What you will do =
In the records below, work out how many lines hold the word "here". Report the number alone.

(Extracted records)
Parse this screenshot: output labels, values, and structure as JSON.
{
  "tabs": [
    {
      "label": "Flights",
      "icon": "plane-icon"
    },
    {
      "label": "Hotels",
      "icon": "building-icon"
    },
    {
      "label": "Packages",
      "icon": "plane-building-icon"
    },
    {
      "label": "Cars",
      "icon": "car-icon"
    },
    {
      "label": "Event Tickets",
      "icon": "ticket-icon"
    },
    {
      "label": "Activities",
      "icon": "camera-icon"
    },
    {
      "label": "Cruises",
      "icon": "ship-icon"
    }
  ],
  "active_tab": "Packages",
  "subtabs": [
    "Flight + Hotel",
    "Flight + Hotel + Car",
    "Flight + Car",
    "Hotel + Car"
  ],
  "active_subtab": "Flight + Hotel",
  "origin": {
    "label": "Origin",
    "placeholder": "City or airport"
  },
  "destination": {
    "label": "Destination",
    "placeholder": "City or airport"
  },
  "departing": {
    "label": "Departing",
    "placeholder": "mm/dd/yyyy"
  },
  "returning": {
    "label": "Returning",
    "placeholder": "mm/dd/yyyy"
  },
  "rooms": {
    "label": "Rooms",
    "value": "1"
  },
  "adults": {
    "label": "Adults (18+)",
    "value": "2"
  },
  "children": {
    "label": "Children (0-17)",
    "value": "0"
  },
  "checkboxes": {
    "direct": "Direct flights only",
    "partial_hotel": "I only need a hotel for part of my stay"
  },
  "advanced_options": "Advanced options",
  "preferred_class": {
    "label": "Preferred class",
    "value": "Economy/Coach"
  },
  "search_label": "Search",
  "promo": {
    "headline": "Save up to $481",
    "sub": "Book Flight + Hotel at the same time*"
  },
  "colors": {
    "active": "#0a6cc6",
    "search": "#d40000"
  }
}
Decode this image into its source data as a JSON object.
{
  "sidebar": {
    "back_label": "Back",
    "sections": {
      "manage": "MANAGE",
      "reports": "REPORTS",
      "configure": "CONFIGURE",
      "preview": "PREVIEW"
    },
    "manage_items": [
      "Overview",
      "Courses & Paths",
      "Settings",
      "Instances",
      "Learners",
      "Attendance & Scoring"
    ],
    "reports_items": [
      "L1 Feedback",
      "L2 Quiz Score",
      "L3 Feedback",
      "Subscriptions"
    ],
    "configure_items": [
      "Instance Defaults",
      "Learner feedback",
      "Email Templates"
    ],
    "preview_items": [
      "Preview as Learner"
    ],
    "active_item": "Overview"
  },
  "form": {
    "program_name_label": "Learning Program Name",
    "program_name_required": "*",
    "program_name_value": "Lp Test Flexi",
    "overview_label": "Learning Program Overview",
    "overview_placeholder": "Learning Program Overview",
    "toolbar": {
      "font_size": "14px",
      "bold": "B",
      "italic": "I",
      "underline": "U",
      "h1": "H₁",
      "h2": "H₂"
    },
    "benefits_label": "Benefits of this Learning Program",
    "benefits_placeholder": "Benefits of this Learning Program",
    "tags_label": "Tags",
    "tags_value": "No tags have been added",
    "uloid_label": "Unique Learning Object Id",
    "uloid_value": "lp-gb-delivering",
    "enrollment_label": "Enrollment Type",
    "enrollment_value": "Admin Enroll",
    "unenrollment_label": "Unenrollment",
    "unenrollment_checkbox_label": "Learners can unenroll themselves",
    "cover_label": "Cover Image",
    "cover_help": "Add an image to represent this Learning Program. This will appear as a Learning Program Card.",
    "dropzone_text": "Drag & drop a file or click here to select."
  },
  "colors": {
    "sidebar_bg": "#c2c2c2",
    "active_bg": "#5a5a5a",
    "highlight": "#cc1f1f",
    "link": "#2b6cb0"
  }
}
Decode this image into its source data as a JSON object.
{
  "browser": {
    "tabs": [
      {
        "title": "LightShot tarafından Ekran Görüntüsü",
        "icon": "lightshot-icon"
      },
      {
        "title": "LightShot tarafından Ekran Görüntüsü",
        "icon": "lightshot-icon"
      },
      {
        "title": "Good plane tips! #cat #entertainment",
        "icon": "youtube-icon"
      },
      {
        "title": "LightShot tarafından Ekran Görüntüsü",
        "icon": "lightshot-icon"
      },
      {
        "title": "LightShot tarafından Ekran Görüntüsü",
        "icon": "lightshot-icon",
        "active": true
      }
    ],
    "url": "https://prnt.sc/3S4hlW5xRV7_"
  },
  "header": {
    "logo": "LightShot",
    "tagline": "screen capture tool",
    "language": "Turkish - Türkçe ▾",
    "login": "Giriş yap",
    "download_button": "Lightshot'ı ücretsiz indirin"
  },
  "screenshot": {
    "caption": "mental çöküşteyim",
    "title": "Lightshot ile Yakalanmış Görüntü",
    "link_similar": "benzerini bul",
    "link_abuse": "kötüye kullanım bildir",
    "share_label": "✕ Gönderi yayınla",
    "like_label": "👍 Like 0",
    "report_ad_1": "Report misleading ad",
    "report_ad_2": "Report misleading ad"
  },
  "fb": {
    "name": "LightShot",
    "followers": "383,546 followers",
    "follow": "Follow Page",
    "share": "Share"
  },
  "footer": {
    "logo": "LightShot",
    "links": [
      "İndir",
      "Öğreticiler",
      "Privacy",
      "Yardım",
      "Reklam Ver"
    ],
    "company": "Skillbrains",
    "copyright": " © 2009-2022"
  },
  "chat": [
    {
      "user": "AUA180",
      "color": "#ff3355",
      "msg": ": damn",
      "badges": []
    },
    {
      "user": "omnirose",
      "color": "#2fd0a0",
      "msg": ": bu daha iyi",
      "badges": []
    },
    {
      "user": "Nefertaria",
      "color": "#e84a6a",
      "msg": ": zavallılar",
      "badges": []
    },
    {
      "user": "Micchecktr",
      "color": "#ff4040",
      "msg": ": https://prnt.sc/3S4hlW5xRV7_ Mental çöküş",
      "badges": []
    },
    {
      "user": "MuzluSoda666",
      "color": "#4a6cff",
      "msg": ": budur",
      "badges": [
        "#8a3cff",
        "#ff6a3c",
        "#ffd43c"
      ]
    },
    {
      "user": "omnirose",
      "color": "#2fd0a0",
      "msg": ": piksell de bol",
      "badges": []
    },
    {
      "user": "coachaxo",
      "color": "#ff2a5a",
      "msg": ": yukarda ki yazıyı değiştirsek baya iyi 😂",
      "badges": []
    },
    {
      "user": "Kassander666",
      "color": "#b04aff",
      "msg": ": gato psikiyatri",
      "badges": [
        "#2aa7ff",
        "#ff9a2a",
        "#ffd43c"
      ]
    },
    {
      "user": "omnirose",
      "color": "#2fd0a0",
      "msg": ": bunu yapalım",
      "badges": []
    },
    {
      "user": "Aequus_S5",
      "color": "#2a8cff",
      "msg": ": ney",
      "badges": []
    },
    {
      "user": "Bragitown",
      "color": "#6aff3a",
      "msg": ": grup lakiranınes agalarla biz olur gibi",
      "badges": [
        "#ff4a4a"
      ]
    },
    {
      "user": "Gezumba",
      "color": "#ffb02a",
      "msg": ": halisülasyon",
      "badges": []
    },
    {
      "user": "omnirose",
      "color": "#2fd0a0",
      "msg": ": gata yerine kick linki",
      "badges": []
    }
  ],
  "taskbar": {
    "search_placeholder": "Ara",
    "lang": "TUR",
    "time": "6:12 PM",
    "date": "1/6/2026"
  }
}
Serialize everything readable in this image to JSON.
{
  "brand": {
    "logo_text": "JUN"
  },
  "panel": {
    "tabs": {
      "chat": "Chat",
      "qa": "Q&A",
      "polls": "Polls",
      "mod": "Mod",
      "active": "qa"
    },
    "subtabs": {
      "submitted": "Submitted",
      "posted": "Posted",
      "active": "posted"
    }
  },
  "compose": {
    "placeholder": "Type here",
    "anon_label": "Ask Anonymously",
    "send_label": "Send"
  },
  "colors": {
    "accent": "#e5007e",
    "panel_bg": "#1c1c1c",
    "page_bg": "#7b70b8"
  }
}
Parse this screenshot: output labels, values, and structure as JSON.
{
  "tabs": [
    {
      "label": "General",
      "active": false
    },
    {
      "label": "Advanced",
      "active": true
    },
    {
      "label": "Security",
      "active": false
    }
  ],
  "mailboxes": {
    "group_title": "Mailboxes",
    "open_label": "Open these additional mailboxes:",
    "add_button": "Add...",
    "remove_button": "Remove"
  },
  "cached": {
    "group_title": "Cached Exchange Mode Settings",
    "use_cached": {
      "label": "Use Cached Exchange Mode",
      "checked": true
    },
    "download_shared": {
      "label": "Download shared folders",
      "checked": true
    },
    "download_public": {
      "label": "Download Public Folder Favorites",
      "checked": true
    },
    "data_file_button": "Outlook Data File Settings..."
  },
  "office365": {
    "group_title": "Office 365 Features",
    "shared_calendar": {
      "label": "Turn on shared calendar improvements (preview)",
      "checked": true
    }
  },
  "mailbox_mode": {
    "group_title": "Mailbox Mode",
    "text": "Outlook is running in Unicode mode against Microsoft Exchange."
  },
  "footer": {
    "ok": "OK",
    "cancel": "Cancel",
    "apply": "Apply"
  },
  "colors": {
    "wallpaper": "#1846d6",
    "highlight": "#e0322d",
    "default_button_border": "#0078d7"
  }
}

Exercise output =
2